▶ **Supplied data**
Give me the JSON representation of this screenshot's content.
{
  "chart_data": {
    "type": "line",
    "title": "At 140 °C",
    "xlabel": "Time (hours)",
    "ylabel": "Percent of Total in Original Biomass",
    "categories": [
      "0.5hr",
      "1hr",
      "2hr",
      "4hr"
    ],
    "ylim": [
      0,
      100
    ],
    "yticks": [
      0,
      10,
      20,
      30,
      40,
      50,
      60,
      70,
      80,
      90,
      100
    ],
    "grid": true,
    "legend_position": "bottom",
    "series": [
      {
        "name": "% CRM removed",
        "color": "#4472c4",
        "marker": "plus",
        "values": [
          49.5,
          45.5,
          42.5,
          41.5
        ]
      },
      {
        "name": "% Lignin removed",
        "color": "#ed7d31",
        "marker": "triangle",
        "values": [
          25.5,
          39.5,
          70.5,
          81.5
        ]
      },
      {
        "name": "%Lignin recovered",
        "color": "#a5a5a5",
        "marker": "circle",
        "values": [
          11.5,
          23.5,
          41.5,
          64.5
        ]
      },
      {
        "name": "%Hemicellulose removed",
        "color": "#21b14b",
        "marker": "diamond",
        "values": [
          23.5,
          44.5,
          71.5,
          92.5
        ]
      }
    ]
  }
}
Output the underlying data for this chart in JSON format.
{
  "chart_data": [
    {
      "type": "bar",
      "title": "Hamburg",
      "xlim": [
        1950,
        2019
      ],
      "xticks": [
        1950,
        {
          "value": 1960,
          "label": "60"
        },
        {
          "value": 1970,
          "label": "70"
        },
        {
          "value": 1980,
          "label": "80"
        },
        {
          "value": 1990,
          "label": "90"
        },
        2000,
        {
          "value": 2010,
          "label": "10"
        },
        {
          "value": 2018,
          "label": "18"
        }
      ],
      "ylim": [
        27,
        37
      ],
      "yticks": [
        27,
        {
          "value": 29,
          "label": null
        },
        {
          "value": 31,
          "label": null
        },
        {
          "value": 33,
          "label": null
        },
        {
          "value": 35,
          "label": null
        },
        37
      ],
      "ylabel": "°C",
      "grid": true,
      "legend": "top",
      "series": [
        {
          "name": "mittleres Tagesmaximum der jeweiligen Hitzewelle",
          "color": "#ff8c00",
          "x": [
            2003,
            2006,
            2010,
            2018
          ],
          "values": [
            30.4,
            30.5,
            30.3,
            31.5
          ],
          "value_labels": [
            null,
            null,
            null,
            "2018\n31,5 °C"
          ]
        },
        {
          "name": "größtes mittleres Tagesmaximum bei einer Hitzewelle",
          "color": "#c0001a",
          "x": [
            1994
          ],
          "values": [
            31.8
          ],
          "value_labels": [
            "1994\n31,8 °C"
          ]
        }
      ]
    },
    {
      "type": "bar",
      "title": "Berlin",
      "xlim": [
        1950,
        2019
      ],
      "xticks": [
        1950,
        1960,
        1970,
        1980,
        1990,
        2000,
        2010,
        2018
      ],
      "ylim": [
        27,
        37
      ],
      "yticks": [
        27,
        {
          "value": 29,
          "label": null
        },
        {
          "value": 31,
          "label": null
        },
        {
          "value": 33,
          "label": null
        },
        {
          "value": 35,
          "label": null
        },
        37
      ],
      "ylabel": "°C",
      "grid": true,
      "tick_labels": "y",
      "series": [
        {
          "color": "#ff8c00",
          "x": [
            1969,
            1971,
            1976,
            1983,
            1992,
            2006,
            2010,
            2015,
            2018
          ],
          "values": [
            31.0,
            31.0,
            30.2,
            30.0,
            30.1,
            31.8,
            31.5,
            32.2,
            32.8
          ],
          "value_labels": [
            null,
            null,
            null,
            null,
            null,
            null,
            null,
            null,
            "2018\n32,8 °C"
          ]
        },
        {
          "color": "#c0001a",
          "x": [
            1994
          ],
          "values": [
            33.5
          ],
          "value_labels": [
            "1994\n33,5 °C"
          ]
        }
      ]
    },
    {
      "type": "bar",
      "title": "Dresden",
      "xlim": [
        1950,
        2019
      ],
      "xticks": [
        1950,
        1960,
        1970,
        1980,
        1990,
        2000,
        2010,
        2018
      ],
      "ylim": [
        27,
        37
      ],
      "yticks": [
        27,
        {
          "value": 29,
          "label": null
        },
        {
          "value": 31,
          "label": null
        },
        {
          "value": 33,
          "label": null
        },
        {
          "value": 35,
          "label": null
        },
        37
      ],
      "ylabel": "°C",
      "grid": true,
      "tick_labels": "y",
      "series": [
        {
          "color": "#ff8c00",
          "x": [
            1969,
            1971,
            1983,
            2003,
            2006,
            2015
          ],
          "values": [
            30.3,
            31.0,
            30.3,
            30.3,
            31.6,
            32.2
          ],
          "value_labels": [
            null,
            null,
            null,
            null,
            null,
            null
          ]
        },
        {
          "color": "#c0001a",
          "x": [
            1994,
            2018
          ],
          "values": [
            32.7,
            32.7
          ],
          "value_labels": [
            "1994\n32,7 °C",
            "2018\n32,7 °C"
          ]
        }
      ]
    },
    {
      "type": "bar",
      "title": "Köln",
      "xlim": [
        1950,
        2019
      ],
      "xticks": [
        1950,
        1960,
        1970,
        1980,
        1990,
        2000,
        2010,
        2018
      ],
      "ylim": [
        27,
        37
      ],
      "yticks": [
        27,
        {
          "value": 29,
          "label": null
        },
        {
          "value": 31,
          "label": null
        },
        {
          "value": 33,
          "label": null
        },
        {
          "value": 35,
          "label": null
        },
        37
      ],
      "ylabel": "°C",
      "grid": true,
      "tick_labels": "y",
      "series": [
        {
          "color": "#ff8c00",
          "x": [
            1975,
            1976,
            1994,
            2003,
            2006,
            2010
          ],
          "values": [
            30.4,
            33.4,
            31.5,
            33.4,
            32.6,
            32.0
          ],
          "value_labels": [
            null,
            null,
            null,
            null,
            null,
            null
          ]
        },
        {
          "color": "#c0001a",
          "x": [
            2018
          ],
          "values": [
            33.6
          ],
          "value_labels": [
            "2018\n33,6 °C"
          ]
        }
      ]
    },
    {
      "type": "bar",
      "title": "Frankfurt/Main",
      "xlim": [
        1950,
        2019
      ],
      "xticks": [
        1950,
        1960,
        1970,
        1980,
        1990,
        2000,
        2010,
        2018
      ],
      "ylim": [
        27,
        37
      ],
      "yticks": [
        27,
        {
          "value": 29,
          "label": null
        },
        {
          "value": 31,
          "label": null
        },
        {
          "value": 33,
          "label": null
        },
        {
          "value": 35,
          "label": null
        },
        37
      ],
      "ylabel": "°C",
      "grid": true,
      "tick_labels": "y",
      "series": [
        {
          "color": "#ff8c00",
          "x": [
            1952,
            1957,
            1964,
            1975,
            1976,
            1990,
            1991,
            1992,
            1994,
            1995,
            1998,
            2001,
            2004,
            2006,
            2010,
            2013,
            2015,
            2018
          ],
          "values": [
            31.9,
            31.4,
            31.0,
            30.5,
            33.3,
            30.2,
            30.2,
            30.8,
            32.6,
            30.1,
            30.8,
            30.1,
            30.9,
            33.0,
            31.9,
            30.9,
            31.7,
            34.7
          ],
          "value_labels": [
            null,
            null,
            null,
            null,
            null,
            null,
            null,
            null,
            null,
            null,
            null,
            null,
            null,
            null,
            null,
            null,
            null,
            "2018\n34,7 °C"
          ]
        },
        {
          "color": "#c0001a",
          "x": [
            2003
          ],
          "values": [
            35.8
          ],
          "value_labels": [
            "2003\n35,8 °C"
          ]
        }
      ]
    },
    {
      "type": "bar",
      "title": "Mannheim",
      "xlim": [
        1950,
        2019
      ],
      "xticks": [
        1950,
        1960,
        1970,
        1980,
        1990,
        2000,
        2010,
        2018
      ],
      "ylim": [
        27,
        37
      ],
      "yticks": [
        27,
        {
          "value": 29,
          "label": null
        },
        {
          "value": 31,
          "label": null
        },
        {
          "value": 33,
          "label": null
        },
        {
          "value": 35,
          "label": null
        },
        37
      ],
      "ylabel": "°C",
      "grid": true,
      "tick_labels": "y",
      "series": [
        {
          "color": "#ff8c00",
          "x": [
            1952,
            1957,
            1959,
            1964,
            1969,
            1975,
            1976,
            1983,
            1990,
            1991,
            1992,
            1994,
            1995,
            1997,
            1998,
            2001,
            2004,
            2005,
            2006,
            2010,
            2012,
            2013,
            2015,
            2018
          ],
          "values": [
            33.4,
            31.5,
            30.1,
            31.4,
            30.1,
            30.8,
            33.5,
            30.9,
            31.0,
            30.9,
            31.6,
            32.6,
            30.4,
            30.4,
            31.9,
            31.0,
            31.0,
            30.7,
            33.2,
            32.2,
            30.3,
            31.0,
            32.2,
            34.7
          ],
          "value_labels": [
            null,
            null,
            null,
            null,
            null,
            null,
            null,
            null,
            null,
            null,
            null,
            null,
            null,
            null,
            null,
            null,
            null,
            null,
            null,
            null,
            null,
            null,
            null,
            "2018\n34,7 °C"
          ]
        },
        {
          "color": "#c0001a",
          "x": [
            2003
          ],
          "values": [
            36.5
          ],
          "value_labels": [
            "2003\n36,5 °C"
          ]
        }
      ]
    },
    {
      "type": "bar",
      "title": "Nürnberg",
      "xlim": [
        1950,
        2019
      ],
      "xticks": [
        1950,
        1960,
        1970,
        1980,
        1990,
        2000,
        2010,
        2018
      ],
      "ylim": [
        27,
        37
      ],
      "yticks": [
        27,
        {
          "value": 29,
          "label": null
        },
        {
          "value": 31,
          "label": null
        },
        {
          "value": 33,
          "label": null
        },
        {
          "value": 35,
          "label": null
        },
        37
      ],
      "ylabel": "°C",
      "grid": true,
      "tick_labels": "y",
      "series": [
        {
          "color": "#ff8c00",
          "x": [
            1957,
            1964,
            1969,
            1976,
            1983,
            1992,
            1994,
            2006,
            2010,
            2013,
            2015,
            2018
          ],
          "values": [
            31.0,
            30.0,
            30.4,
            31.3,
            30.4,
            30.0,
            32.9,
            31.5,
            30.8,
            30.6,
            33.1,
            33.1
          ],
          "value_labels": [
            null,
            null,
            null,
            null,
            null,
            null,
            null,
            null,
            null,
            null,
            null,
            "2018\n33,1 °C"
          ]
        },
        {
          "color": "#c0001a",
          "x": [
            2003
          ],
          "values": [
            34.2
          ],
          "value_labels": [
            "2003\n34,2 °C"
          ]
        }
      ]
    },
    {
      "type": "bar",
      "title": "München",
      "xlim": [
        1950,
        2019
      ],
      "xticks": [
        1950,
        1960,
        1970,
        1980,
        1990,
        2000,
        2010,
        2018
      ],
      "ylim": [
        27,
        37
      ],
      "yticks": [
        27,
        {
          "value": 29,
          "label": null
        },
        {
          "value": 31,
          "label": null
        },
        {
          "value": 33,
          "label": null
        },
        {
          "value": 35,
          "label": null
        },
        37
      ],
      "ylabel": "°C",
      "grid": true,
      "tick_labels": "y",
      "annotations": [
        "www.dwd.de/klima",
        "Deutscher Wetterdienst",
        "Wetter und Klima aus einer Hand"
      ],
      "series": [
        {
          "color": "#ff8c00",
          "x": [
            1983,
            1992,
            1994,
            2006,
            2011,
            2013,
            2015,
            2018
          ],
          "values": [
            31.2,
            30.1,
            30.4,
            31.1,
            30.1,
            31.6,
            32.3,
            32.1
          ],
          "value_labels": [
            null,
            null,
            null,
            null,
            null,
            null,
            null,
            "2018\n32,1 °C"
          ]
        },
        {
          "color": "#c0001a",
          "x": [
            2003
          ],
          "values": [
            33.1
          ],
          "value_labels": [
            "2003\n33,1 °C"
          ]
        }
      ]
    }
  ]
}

▶ **Brief**
Track down all lines above with the string "this" and copy them.

▶ **Response below**
Give me the JSON representation of this screenshot's content.
Output the underlying data for this chart in JSON format.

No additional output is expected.